__ФРАГМЕНТ ТЕКСТА__
-*-*-

И в результате с самого начала был основан политический строй, стоящий, во-первых, на насилии, как на одном из фундаментов. Насилие, не ограниченное законом. Наоборот, законы порождались насилием! И это не было то умеренное, дозированное насилие, которое всегда осуществляется государством в виде арестов, тюрем, работы полиции и спецслужб, но которое осуществляется в рамках закона, оно дозировано, ограниченно, контролируемо через парламент, через независимую судебную систему, через средства массовой информации — так называемую «четвертую власть». Нет! Это всё сразу стало разрушаться! Начались запреты газет, внесудебные аресты. Этот государственный строй сразу был основан на насилии, как на своем базисе.

И вторая, конечно, вещь, которая в огромной степени предопределила всю дальнейшую российскую историю XX и XXI века. То, что новый строй пытался очень сильно игнорировать человеческую природу, выдвигая утопические идеи. И, в конечном счете, нашел компромисс в том, что фактическое положение дел и декларации существовали в режиме постоянного двоемыслия.

И возникла та ситуация, которая существует до сих пор — когда самые громкие, самые пафосные, самые общие слова с высоких трибун произносятся людьми самыми жестокими, самыми безнравственными, самыми подлыми. Вот эта ситуация официального двоемыслия, когда за всем стоит желание власти, а в дальнейшем и желание льгот, привилегий для партийной номенклатуры, эта система начала складываться именно в тот период.

Это не значит, что мы должны идеализировать до-октябрьскую Россию, и тем более — до-февральскую Россию. Но мы должны понимать, что тоталитарный строй потому и тоталитарный, что в эту машину официальной лжи, официального двоемыслия волей-неволей включались все слои населения. Ложь как основа жизни, и насилие как основа государственной политики в значительной степени сохраняются и до сих пор. По сути, право сильного определило потом и события октября 1993 года, и в значительной степени определяют российскую политику до сих пор. Вот это наследие, которое сформировали 1917 год и Октябрьский переворот.

-*-*-

__ЗАДАНИЕ__
Выпишите без изменений отрывок из текста выше о насилии и двоемыслии: от слов «И возникла та» до слов «в тот период.» включительно.

__ИСХОДНЫЕ МАТЕРИАЛЫ__
-*-*-

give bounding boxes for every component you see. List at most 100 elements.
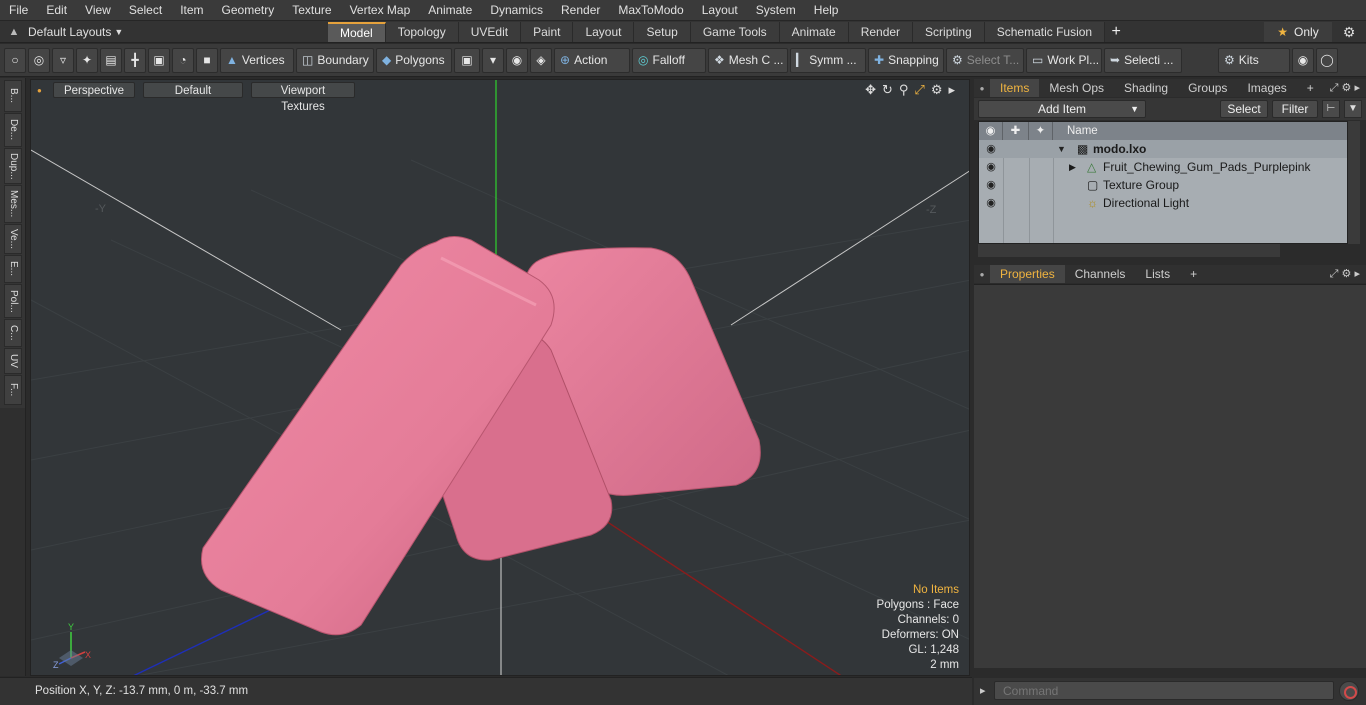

-*-*-

__ОТВЕТ__
И возникла та ситуация, которая существует до сих пор — когда самые громкие, самые пафосные, самые общие слова с высоких трибун произносятся людьми самыми жестокими, самыми безнравственными, самыми подлыми. Вот эта ситуация официального двоемыслия, когда за всем стоит желание власти, а в дальнейшем и желание льгот, привилегий для партийной номенклатуры, эта система начала складываться именно в тот период.